## WHAT IS BEING ASKED
In the blog post on extending collation support in SQL Server and Jet, which SQL Server version does the commenter Chris say his company is using at the moment?

## QUOTED PASSAGE
--------------------------------
Extending collation support in SQL Server and Jet, Part 2.1 (is this on?)
by Michael S. Kaplan, published on 2005/09/25 03:01 -04:00, original URI: http://blogs.msdn.com/b/michkap/archive/2005/09/25/473686.aspx
Ok, I am now three posts into this series:
Extending collation support in SQL Server and Jet, Part 0 (HISTORY)
Extending collation support in SQL Server and Jet, Part 1 (the broad strokes)
Extending collation support in SQL Server and Jet, Part 2 (generating sort keys)
But really have not heard much of anything yet from readers. Is this something that just does not seem useful for developers? Or is everyone waiting for more code? Or am I just describing something in too confusing of a way?
Just wondering.... think of this as a ping. :-)
# Gabe on 25 Sep 2005 3:52 AM:
I, for one, am the type of person who would want to see the code and then read the text to understand what it does. Not having all of the code first, the text doesn't mean much yet.
# Michael S. Kaplan on 25 Sep 2005 4:19 AM:
Fair enough, Gabe. Hang in there, more code is coming....
# Chris on 25 Sep 2005 5:05 AM:
Hi Michael - I certainly appreciate your efforts as I work at a company that develops bilingual English/Welsh web applications using .NET and SQL Server (2000 at the moment).
Sadly, I don't think we'll be using your solution for a Welsh collation when we move on to .NET Framework v2 and Yukon. There are several reasons, but the foremost are lead time, cost and an element of "why bother".
--------------------------------
## MATERIAL PROVIDED
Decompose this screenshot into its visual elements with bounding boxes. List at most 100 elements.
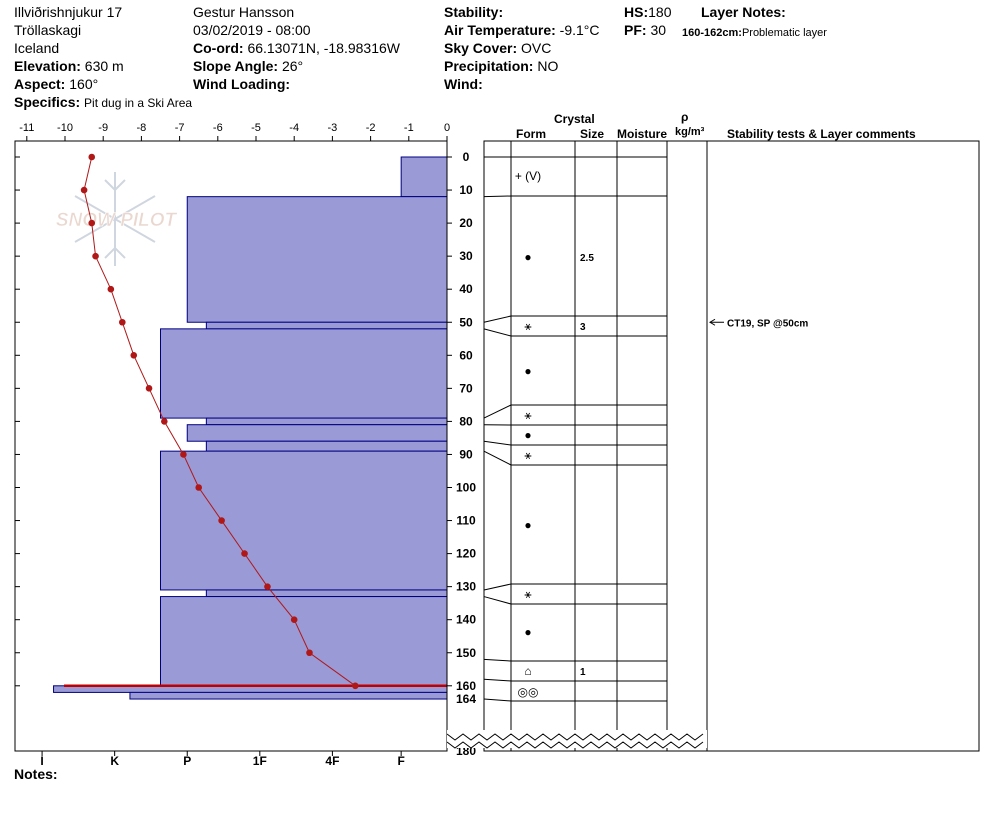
- layer-connector: [483, 440, 512, 446]
- depth-tick-label: 60: [459, 348, 473, 362]
- pf-label: PF:: [624, 22, 647, 38]
- temperature-point: [264, 583, 271, 590]
- precip-label: Precipitation:: [444, 58, 534, 74]
- hardness-tick-label: F: [397, 754, 404, 768]
- snowpilot-watermark: SNOW PILOT: [56, 172, 178, 266]
- specifics-label: Specifics:: [14, 94, 81, 110]
- hardness-profile: [53, 156, 448, 700]
- specifics-row: Specifics: Pit dug in a Ski Area: [14, 94, 192, 111]
- layer-connector: [483, 404, 512, 419]
- depth-tick-label: 150: [456, 646, 476, 660]
- layer-connector: [483, 195, 512, 198]
- temperature-point: [161, 418, 168, 425]
- temperature-point: [290, 616, 298, 623]
- snowflake-icon: [74, 172, 156, 266]
- air-temp-value: -9.1°C: [559, 22, 600, 38]
- stability-test-arrow: [709, 318, 716, 326]
- wind-loading-label: Wind Loading:: [193, 76, 291, 92]
- layer-note-row: 160-162cm:Problematic layer: [682, 23, 827, 41]
- grain-form-symbol: ⚹: [524, 587, 531, 601]
- temperature-tick-label: -7: [175, 122, 185, 134]
- depth-tick-label: 140: [456, 613, 476, 627]
- hs-row: HS:180: [624, 4, 671, 20]
- layer-boundaries: [483, 156, 667, 702]
- temperature-point: [241, 550, 248, 557]
- zigzag-line: [446, 733, 704, 741]
- hardness-bar: [129, 691, 448, 700]
- slope-row: Slope Angle: 26°: [193, 58, 303, 74]
- temperature-tick-label: -9: [98, 122, 108, 134]
- depth-tick-label: 80: [459, 414, 473, 428]
- form-header: Form: [516, 127, 546, 141]
- layer-table-columns: [510, 141, 708, 751]
- temperature-point: [130, 352, 138, 359]
- depth-tick-label: 120: [456, 547, 476, 561]
- temperature-tick-label: -10: [57, 122, 73, 134]
- layer-connector: [483, 450, 512, 466]
- hardness-bar: [186, 424, 448, 442]
- temperature-tick-label: -2: [366, 122, 376, 134]
- precip-value: NO: [537, 58, 559, 74]
- depth-tick-label: 50: [459, 315, 473, 329]
- watermark-text: SNOW PILOT: [56, 210, 178, 231]
- precip-row: Precipitation: NO: [444, 58, 558, 74]
- temperature-point: [306, 649, 313, 657]
- stability-tests: CT19, SP @50cm: [709, 318, 808, 329]
- depth-tick-label: 40: [459, 282, 473, 296]
- temperature-points: [80, 153, 359, 690]
- layer-connector: [483, 315, 512, 323]
- hardness-tick-label: I: [40, 754, 43, 768]
- sky-row: Sky Cover: OVC: [444, 40, 551, 56]
- country-name: Iceland: [14, 40, 60, 56]
- aspect-row: Aspect: 160°: [14, 76, 98, 92]
- grain-form-symbol: ⚹: [524, 408, 531, 422]
- aspect-label: Aspect:: [14, 76, 66, 92]
- hardness-bar: [205, 589, 448, 598]
- temperature-tick-label: -6: [213, 122, 223, 134]
- region-name: Tröllaskagi: [14, 22, 82, 38]
- stability-comments-header: Stability tests & Layer comments: [727, 127, 916, 141]
- hardness-bar: [205, 440, 448, 452]
- left-depth-ticks: [15, 156, 20, 687]
- hs-label: HS:: [624, 4, 649, 20]
- grain-form-symbol: ●: [524, 428, 531, 442]
- depth-axis: 0 10 20 30 40 50 60 70 80 90 100 110 120 130 140 150 160…: [447, 150, 476, 758]
- elevation-label: Elevation:: [14, 58, 81, 74]
- coord-value: 66.13071N, -18.98316W: [247, 40, 400, 56]
- observation-datetime: 03/02/2019 - 08:00: [193, 22, 311, 38]
- notes-label: Notes:: [14, 766, 58, 782]
- layer-connector: [483, 678, 512, 682]
- temperature-point: [180, 451, 187, 458]
- temperature-tick-label: -1: [404, 122, 414, 134]
- depth-tick-label: 10: [459, 183, 473, 197]
- temperature-point: [92, 252, 99, 260]
- depth-tick-label: 70: [459, 381, 473, 395]
- location-name: Illviðrishnjukur 17: [14, 4, 123, 20]
- wind-label: Wind:: [444, 76, 483, 92]
- grain-form-symbol: ◎◎: [518, 685, 539, 699]
- layer-connector: [483, 698, 512, 702]
- depth-tick-label: 164: [456, 692, 476, 706]
- size-header: Size: [580, 127, 605, 141]
- zigzag-line: [446, 741, 704, 749]
- layer-connector: [483, 658, 512, 662]
- pf-value: 30: [650, 22, 667, 38]
- layer-connector: [483, 328, 512, 337]
- temperature-point: [107, 285, 115, 293]
- hardness-bar: [205, 417, 448, 426]
- grain-form-symbol: + (V): [515, 169, 541, 183]
- hardness-bar: [205, 321, 448, 330]
- temperature-tick-label: -8: [137, 122, 147, 134]
- layer-connector: [483, 596, 512, 605]
- hardness-bar: [186, 196, 448, 323]
- grain-form-symbol: ●: [524, 364, 531, 378]
- layer-notes-label: Layer Notes:: [701, 4, 786, 20]
- specifics-value: Pit dug in a Ski Area: [84, 96, 193, 110]
- temperature-tick-label: -5: [251, 122, 261, 134]
- temperature-point: [145, 385, 153, 392]
- hardness-bar: [160, 328, 448, 419]
- hs-value: 180: [648, 4, 672, 20]
- hardness-tick-label: P: [183, 754, 191, 768]
- crystal-header: Crystal: [554, 112, 595, 126]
--------------------------------
## RESPONSE TO THIS EXERCISE
SQL Server 2000.